(Dataset entries)
--- Start ---

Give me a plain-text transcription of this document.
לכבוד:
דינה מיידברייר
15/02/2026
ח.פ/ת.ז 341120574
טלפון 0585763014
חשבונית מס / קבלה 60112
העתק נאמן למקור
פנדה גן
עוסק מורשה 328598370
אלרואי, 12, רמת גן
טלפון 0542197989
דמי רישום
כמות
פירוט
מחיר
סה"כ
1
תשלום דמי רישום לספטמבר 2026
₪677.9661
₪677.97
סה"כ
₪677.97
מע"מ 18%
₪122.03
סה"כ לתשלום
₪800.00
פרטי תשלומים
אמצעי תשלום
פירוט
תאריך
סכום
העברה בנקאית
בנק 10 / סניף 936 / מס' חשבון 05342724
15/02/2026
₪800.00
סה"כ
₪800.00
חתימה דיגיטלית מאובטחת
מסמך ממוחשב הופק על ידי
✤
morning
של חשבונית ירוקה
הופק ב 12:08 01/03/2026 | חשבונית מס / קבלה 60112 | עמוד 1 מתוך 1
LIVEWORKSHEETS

--- End ---

**WHAT YOU HAVE TO DO:** From the entries, report each line that includes the word "הופק".

**RESULT OF THE TASK:**
מסמך ממוחשב הופק על ידי
הופק ב 12:08 01/03/2026 | חשבונית מס / קבלה 60112 | עמוד 1 מתוך 1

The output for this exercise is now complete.